>> Begin Dataset extract

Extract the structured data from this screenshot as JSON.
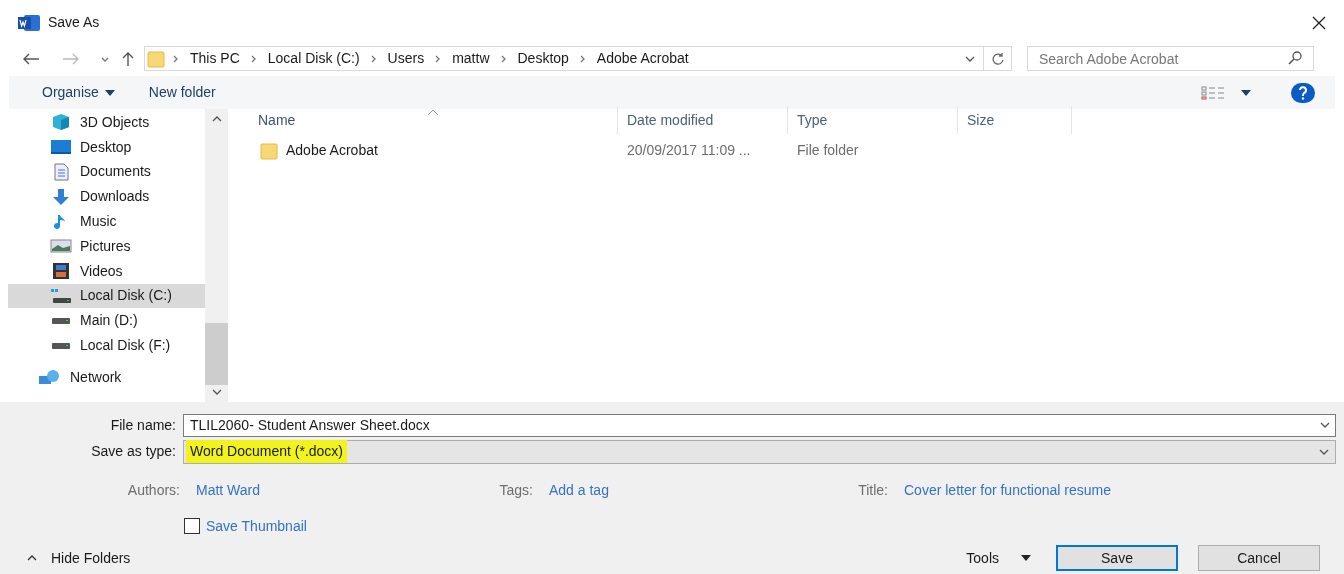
{
  "window": {
    "title": "Save As"
  },
  "address": {
    "crumbs": [
      "This PC",
      "Local Disk (C:)",
      "Users",
      "mattw",
      "Desktop",
      "Adobe Acrobat"
    ]
  },
  "search": {
    "placeholder": "Search Adobe Acrobat"
  },
  "toolbar": {
    "organise": "Organise",
    "new_folder": "New folder"
  },
  "sidebar": {
    "items": [
      {
        "label": "3D Objects",
        "kind": "cube",
        "selected": false
      },
      {
        "label": "Desktop",
        "kind": "desktop",
        "selected": false
      },
      {
        "label": "Documents",
        "kind": "document",
        "selected": false
      },
      {
        "label": "Downloads",
        "kind": "download",
        "selected": false
      },
      {
        "label": "Music",
        "kind": "music",
        "selected": false
      },
      {
        "label": "Pictures",
        "kind": "pictures",
        "selected": false
      },
      {
        "label": "Videos",
        "kind": "video",
        "selected": false
      },
      {
        "label": "Local Disk (C:)",
        "kind": "system-drive",
        "selected": true
      },
      {
        "label": "Main (D:)",
        "kind": "drive",
        "selected": false
      },
      {
        "label": "Local Disk (F:)",
        "kind": "drive",
        "selected": false
      }
    ],
    "network": {
      "label": "Network",
      "selected": false
    }
  },
  "table": {
    "columns": [
      {
        "label": "Name",
        "sorted": true
      },
      {
        "label": "Date modified",
        "sorted": false
      },
      {
        "label": "Type",
        "sorted": false
      },
      {
        "label": "Size",
        "sorted": false
      }
    ],
    "rows": [
      {
        "name": "Adobe Acrobat",
        "date": "20/09/2017 11:09 ...",
        "type": "File folder"
      }
    ]
  },
  "form": {
    "file_name_label": "File name:",
    "file_name": "TLIL2060- Student Answer Sheet.docx",
    "type_label": "Save as type:",
    "type": "Word Document (*.docx)",
    "type_highlighted": true
  },
  "meta": [
    {
      "label": "Authors:",
      "value": "Matt Ward"
    },
    {
      "label": "Tags:",
      "value": "Add a tag"
    },
    {
      "label": "Title:",
      "value": "Cover letter for functional resume"
    }
  ],
  "thumbnail": {
    "label": "Save Thumbnail",
    "checked": false
  },
  "footer": {
    "hide_folders": "Hide Folders",
    "tools": "Tools",
    "save": "Save",
    "cancel": "Cancel"
  }
}
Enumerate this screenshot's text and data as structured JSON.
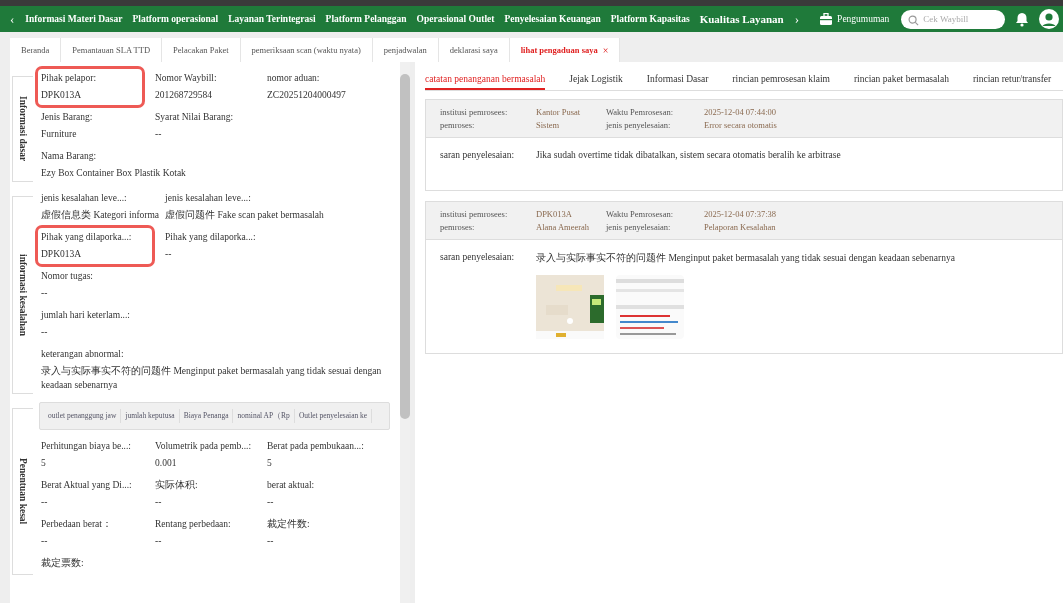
{
  "nav": {
    "items": [
      {
        "label": "Informasi Materi Dasar",
        "selected": false
      },
      {
        "label": "Platform operasional",
        "selected": false
      },
      {
        "label": "Layanan Terintegrasi",
        "selected": false
      },
      {
        "label": "Platform Pelanggan",
        "selected": false
      },
      {
        "label": "Operasional Outlet",
        "selected": false
      },
      {
        "label": "Penyelesaian Keuangan",
        "selected": false
      },
      {
        "label": "Platform Kapasitas",
        "selected": false
      },
      {
        "label": "Kualitas Layanan",
        "selected": true
      }
    ],
    "prev": "‹",
    "next": "›",
    "announcement": "Pengumuman",
    "search": {
      "placeholder": "Cek Waybill"
    }
  },
  "tabs": [
    {
      "label": "Beranda",
      "selected": false,
      "closable": false
    },
    {
      "label": "Pemantauan SLA TTD",
      "selected": false,
      "closable": false
    },
    {
      "label": "Pelacakan Paket",
      "selected": false,
      "closable": false
    },
    {
      "label": "pemeriksaan scan (waktu nyata)",
      "selected": false,
      "closable": false
    },
    {
      "label": "penjadwalan",
      "selected": false,
      "closable": false
    },
    {
      "label": "deklarasi saya",
      "selected": false,
      "closable": false
    },
    {
      "label": "lihat pengaduan saya",
      "selected": true,
      "closable": true,
      "close": "×"
    }
  ],
  "sections": [
    {
      "title": "Informasi dasar",
      "fields": [
        {
          "label": "Pihak pelapor:",
          "value": "DPK013A",
          "highlighted": true
        },
        {
          "label": "Nomor Waybill:",
          "value": "201268729584",
          "highlighted": false
        },
        {
          "label": "nomor aduan:",
          "value": "ZC20251204000497",
          "highlighted": false
        },
        {
          "label": "Jenis Barang:",
          "value": "Furniture",
          "highlighted": false
        },
        {
          "label": "Syarat Nilai Barang:",
          "value": "--",
          "highlighted": false
        },
        {
          "label": "Nama Barang:",
          "value": "Ezy Box Container Box Plastik Kotak",
          "highlighted": false,
          "wide": true
        }
      ]
    },
    {
      "title": "informasi kesalahan",
      "fields": [
        {
          "label": "jenis kesalahan leve...:",
          "value": "虚假信息类 Kategori informa",
          "highlighted": false
        },
        {
          "label": "jenis kesalahan leve...:",
          "value": "虚假问题件 Fake scan paket bermasalah",
          "highlighted": false
        },
        {
          "label": "Pihak yang dilaporka...:",
          "value": "DPK013A",
          "highlighted": true,
          "newrow": true
        },
        {
          "label": "Pihak yang dilaporka...:",
          "value": "--",
          "highlighted": false
        },
        {
          "label": "Nomor tugas:",
          "value": "--",
          "highlighted": false,
          "wide": true
        },
        {
          "label": "jumlah hari keterlam...:",
          "value": "--",
          "highlighted": false,
          "wide": true
        },
        {
          "label": "keterangan abnormal:",
          "value": "录入与实际事实不符的问题件 Menginput paket bermasalah yang tidak sesuai dengan keadaan sebenarnya",
          "highlighted": false,
          "wide": true
        }
      ]
    },
    {
      "title": "Penentuan kesal",
      "subtabs": [
        "outlet penanggung jaw",
        "jumlah keputusa",
        "Biaya Penanga",
        "nominal AP（Rp",
        "Outlet penyelesaian ke"
      ],
      "fields": [
        {
          "label": "Perhitungan biaya be...:",
          "value": "5",
          "highlighted": false
        },
        {
          "label": "Volumetrik pada pemb...:",
          "value": "0.001",
          "highlighted": false
        },
        {
          "label": "Berat pada pembukaan...:",
          "value": "5",
          "highlighted": false
        },
        {
          "label": "Berat Aktual yang Di...:",
          "value": "--",
          "highlighted": false
        },
        {
          "label": "实际体积:",
          "value": "--",
          "highlighted": false
        },
        {
          "label": "berat aktual:",
          "value": "--",
          "highlighted": false
        },
        {
          "label": "Perbedaan berat：",
          "value": "--",
          "highlighted": false
        },
        {
          "label": "Rentang perbedaan:",
          "value": "--",
          "highlighted": false
        },
        {
          "label": "裁定件数:",
          "value": "--",
          "highlighted": false
        },
        {
          "label": "裁定票数:",
          "highlighted": false
        }
      ]
    }
  ],
  "detail_tabs": [
    {
      "label": "catatan penanganan bermasalah",
      "selected": true
    },
    {
      "label": "Jejak Logistik",
      "selected": false
    },
    {
      "label": "Informasi Dasar",
      "selected": false
    },
    {
      "label": "rincian pemrosesan klaim",
      "selected": false
    },
    {
      "label": "rincian paket bermasalah",
      "selected": false
    },
    {
      "label": "rincian retur/transfer",
      "selected": false
    }
  ],
  "records": [
    {
      "institution_label": "institusi pemrosees:",
      "institution": "Kantor Pusat",
      "time_label": "Waktu Pemrosesan:",
      "time": "2025-12-04 07:44:00",
      "processor_label": "pemroses:",
      "processor": "Sistem",
      "type_label": "jenis penyelesaian:",
      "type": "Error secara otomatis",
      "advice_label": "saran penyelesaian:",
      "advice": "Jika sudah overtime tidak dibatalkan, sistem secara otomatis beralih ke arbitrase"
    },
    {
      "institution_label": "institusi pemrosees:",
      "institution": "DPK013A",
      "time_label": "Waktu Pemrosesan:",
      "time": "2025-12-04 07:37:38",
      "processor_label": "pemroses:",
      "processor": "Alana Ameerah",
      "type_label": "jenis penyelesaian:",
      "type": "Pelaporan Kesalahan",
      "advice_label": "saran penyelesaian:",
      "advice": "录入与实际事实不符的问题件 Menginput paket bermasalah yang tidak sesuai dengan keadaan sebenarnya"
    }
  ]
}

>> End Dataset extract

◆ **Request**
Report each line in the data that holds the word "keadaan".

◆ **Response to this exercise**
          "value": "录入与实际事实不符的问题件 Menginput paket bermasalah yang tidak sesuai dengan keadaan sebenarnya",
      "advice": "录入与实际事实不符的问题件 Menginput paket bermasalah yang tidak sesuai dengan keadaan sebenarnya"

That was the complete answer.